[Data records]
▼

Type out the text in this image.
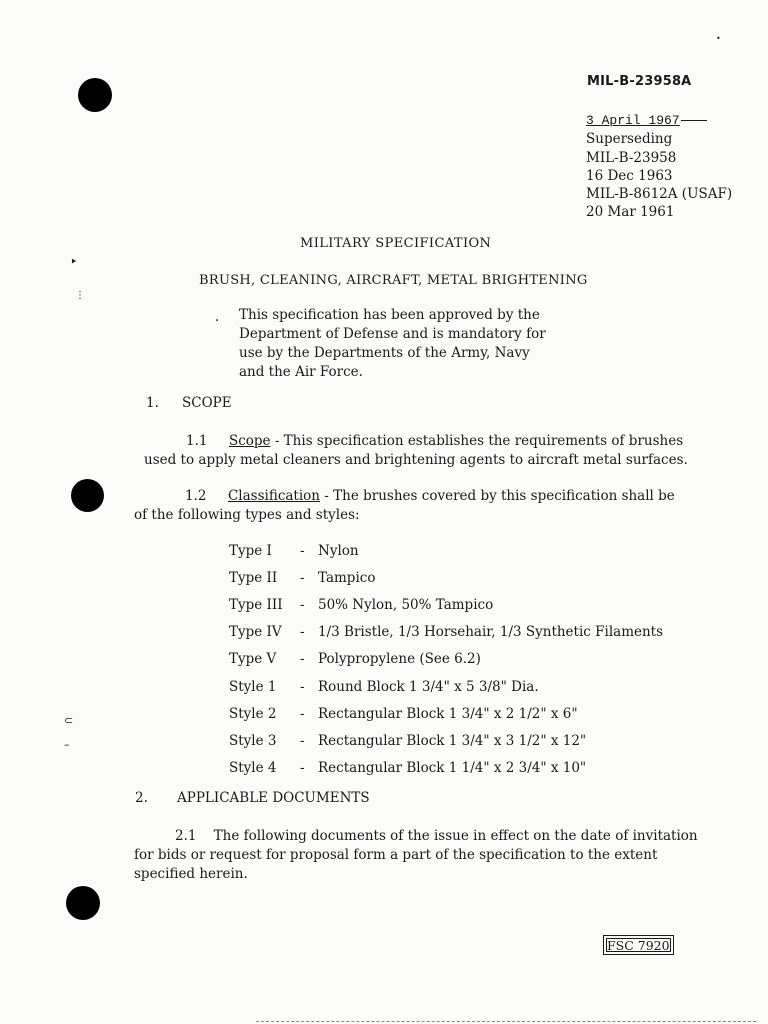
‣
⋮
⊂
–
•
MIL-B-23958A
3 April 1967
Superseding
MIL-B-23958
16 Dec 1963
MIL-B-8612A (USAF)
20 Mar 1961
MILITARY SPECIFICATION
BRUSH, CLEANING, AIRCRAFT, METAL BRIGHTENING
. This specification has been approved by the
Department of Defense and is mandatory for
use by the Departments of the Army, Navy
and the Air Force.
1. SCOPE
1.1 Scope - This specification establishes the requirements of brushes used to apply metal cleaners and brightening agents to aircraft metal surfaces.
1.2 Classification - The brushes covered by this specification shall be of the following types and styles:
Type I	-	Nylon
Type II	-	Tampico
Type III	-	50% Nylon, 50% Tampico
Type IV	-	1/3 Bristle, 1/3 Horsehair, 1/3 Synthetic Filaments
Type V	-	Polypropylene (See 6.2)
Style 1	-	Round Block 1 3/4" x 5 3/8" Dia.
Style 2	-	Rectangular Block 1 3/4" x 2 1/2" x 6"
Style 3	-	Rectangular Block 1 3/4" x 3 1/2" x 12"
Style 4	-	Rectangular Block 1 1/4" x 2 3/4" x 10"
2. APPLICABLE DOCUMENTS
2.1 The following documents of the issue in effect on the date of invitation for bids or request for proposal form a part of the specification to the extent specified herein.
FSC 7920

▲

:: Stated task ::
Set down the records in full and exactly. Do not carry over any image.

:: Result of the task ::
Type out the text in this image.
‣
⋮
⊂
–
•
MIL-B-23958A
3 April 1967
Superseding
MIL-B-23958
16 Dec 1963
MIL-B-8612A (USAF)
20 Mar 1961
MILITARY SPECIFICATION
BRUSH, CLEANING, AIRCRAFT, METAL BRIGHTENING
. This specification has been approved by the
Department of Defense and is mandatory for
use by the Departments of the Army, Navy
and the Air Force.
1. SCOPE
1.1 Scope - This specification establishes the requirements of brushes used to apply metal cleaners and brightening agents to aircraft metal surfaces.
1.2 Classification - The brushes covered by this specification shall be of the following types and styles:
Type I	-	Nylon
Type II	-	Tampico
Type III	-	50% Nylon, 50% Tampico
Type IV	-	1/3 Bristle, 1/3 Horsehair, 1/3 Synthetic Filaments
Type V	-	Polypropylene (See 6.2)
Style 1	-	Round Block 1 3/4" x 5 3/8" Dia.
Style 2	-	Rectangular Block 1 3/4" x 2 1/2" x 6"
Style 3	-	Rectangular Block 1 3/4" x 3 1/2" x 12"
Style 4	-	Rectangular Block 1 1/4" x 2 3/4" x 10"
2. APPLICABLE DOCUMENTS
2.1 The following documents of the issue in effect on the date of invitation for bids or request for proposal form a part of the specification to the extent specified herein.
FSC 7920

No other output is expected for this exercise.